Exercise prompt: Report how many lines of the following entries include the string "state"; respond with the number alone.

Excerpted records:

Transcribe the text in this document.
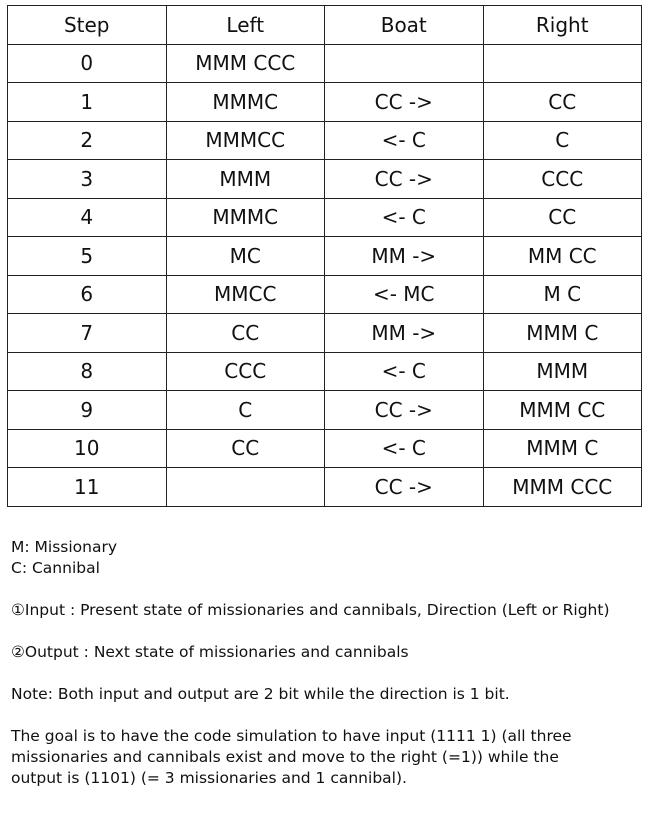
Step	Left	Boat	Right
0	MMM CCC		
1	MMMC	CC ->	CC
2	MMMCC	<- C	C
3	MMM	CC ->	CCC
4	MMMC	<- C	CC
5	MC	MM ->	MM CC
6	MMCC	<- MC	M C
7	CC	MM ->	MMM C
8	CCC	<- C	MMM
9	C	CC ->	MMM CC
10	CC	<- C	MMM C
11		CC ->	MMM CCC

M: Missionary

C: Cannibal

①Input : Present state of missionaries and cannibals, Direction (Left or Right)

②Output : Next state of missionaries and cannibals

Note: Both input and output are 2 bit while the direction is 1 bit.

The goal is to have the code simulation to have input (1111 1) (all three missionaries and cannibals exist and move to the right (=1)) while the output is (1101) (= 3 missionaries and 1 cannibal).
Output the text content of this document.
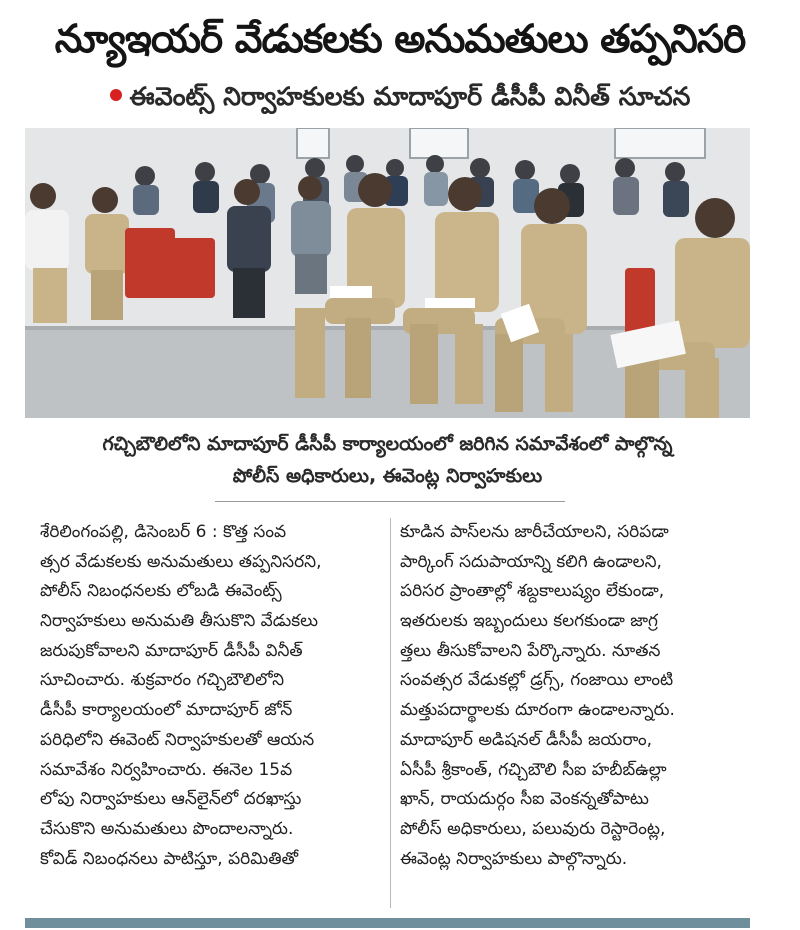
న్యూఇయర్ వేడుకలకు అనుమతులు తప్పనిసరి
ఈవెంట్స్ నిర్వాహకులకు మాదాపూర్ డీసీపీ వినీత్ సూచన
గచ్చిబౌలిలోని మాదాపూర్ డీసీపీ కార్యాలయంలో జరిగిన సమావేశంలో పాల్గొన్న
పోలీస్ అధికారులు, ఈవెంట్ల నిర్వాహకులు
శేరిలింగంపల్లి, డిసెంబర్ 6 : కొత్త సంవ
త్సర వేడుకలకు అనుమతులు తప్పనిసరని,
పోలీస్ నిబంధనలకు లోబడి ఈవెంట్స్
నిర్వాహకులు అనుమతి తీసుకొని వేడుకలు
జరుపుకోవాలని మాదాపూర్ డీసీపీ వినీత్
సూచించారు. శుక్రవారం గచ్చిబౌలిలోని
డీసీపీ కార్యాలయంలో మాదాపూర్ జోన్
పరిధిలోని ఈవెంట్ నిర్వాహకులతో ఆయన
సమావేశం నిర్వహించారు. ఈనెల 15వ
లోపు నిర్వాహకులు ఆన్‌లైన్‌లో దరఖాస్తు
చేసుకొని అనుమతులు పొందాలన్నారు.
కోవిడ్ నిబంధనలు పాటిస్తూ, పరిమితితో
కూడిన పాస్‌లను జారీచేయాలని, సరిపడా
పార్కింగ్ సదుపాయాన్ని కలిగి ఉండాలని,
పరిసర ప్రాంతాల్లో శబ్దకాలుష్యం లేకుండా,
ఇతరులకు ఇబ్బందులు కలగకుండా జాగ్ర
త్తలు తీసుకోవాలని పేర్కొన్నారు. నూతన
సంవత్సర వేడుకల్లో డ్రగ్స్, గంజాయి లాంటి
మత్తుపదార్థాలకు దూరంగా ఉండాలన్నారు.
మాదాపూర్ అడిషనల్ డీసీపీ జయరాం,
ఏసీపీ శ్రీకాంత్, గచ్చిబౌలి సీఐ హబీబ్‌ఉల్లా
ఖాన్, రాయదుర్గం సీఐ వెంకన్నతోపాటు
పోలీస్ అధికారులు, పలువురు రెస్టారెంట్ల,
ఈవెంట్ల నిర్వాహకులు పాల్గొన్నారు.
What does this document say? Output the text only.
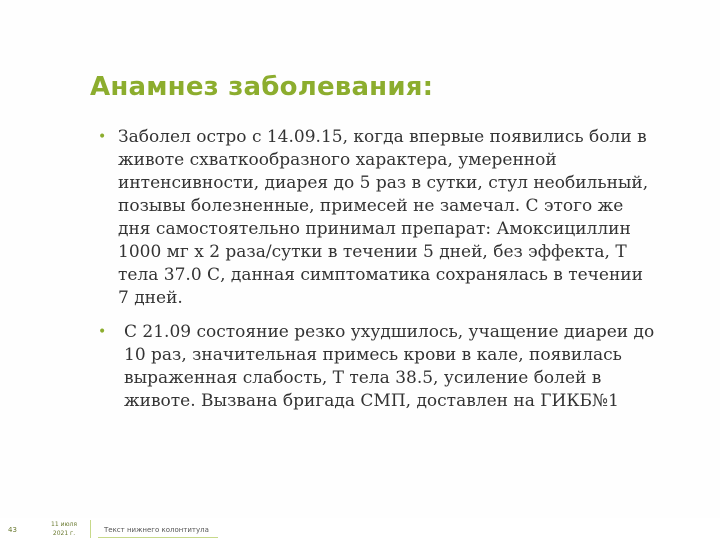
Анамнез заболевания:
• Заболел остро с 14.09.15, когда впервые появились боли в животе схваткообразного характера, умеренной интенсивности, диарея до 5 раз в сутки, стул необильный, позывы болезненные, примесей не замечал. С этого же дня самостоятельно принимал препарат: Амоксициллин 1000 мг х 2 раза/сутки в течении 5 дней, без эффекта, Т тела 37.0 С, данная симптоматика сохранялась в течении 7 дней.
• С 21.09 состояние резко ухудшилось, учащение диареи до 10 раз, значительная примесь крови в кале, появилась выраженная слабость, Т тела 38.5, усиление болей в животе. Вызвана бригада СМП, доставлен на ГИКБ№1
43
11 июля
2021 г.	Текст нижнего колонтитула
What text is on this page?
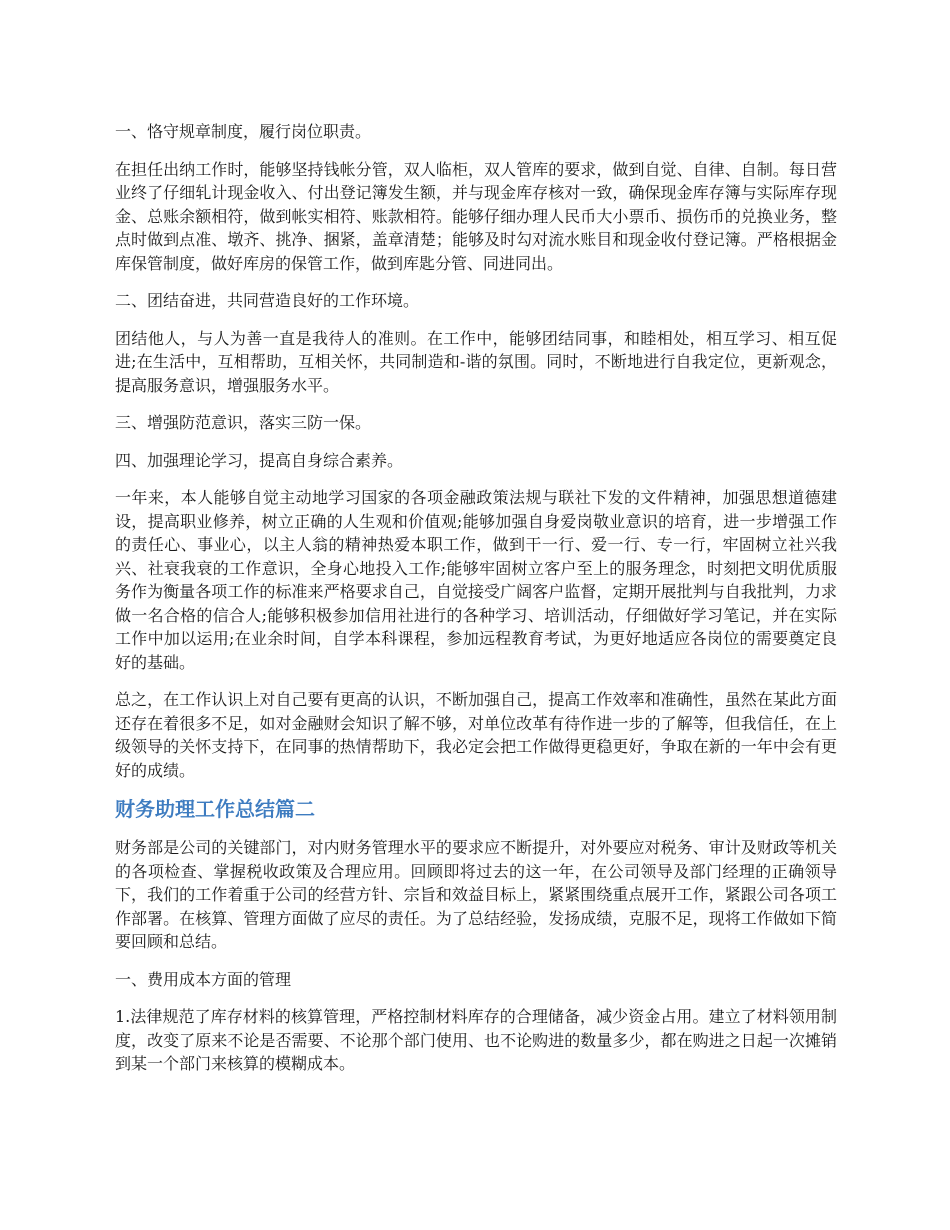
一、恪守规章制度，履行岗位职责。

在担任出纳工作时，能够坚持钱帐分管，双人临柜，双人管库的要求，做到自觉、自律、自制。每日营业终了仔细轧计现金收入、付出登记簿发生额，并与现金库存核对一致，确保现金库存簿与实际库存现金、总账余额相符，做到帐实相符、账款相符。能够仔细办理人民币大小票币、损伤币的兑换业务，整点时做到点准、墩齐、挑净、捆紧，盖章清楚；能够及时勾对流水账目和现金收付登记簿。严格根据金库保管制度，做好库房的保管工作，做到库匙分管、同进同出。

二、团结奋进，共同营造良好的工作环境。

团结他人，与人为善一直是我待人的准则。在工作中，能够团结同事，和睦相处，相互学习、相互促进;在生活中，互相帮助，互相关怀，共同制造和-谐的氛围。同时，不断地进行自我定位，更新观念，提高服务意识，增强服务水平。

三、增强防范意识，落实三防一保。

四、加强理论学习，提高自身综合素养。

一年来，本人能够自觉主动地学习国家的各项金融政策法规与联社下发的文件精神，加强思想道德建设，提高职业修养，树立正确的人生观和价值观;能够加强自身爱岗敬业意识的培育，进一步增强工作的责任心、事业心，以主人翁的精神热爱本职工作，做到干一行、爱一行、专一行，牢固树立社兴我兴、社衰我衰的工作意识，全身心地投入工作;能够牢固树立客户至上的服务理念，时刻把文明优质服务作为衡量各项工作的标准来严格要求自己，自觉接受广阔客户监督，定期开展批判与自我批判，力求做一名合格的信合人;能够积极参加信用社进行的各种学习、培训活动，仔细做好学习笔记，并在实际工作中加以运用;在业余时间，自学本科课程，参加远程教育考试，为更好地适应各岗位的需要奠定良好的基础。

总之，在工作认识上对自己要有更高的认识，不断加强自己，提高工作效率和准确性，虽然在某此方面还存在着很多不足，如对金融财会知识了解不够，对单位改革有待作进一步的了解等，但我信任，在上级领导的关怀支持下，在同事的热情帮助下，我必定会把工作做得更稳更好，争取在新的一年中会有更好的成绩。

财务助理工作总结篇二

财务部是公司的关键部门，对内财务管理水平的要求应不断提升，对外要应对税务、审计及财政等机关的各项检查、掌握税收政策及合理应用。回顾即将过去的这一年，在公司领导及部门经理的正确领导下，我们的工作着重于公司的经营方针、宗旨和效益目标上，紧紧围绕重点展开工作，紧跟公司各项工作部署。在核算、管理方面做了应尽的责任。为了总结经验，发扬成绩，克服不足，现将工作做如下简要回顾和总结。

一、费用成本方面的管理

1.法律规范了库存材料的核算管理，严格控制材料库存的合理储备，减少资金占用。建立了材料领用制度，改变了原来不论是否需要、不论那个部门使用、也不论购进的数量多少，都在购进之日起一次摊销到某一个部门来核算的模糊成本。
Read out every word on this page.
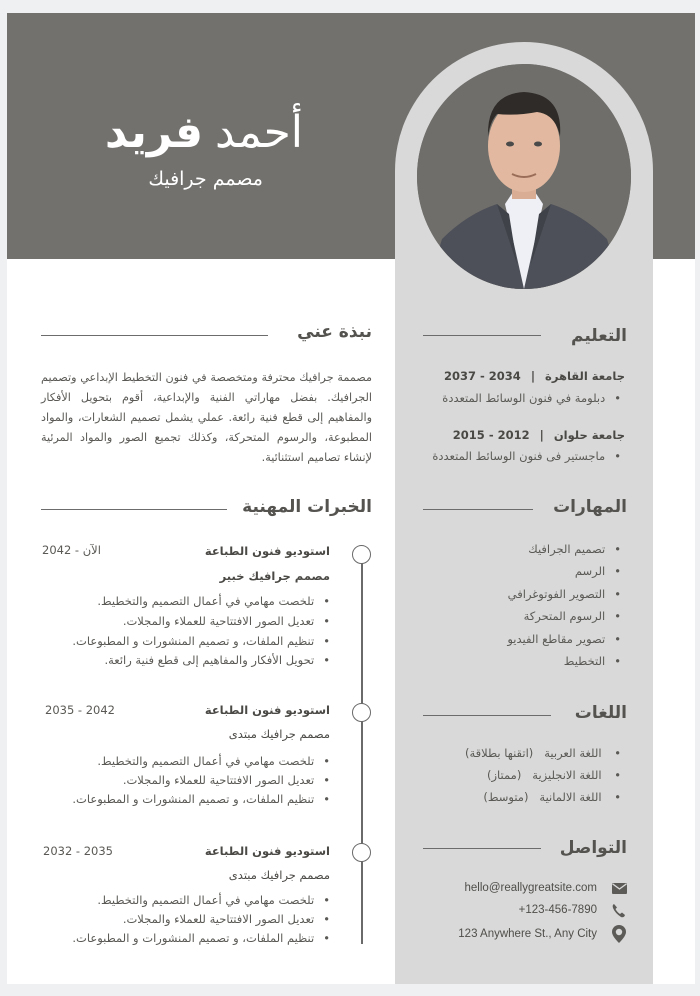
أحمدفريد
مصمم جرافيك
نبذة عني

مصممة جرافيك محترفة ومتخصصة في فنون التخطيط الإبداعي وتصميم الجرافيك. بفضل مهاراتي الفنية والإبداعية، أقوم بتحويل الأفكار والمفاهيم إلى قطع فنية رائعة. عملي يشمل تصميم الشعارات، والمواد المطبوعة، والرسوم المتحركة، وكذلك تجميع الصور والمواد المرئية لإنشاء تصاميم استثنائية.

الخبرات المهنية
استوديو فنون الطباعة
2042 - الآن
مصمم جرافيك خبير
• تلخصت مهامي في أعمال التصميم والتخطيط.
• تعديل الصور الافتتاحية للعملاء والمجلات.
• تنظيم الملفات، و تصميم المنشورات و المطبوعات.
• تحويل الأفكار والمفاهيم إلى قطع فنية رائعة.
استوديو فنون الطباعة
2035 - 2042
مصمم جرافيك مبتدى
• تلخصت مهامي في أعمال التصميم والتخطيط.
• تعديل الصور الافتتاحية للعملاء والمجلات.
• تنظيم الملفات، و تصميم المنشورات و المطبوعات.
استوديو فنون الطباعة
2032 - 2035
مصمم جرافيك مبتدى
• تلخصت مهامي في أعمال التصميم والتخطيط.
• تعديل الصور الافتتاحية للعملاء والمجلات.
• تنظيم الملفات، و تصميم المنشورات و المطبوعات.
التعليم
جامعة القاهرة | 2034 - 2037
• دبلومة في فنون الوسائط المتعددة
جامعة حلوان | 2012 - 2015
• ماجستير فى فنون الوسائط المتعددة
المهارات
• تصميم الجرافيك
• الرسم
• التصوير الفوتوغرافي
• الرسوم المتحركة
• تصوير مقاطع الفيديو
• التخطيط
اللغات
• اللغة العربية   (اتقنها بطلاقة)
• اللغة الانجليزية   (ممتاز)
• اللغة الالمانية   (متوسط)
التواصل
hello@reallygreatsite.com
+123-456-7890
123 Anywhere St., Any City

Solution: 2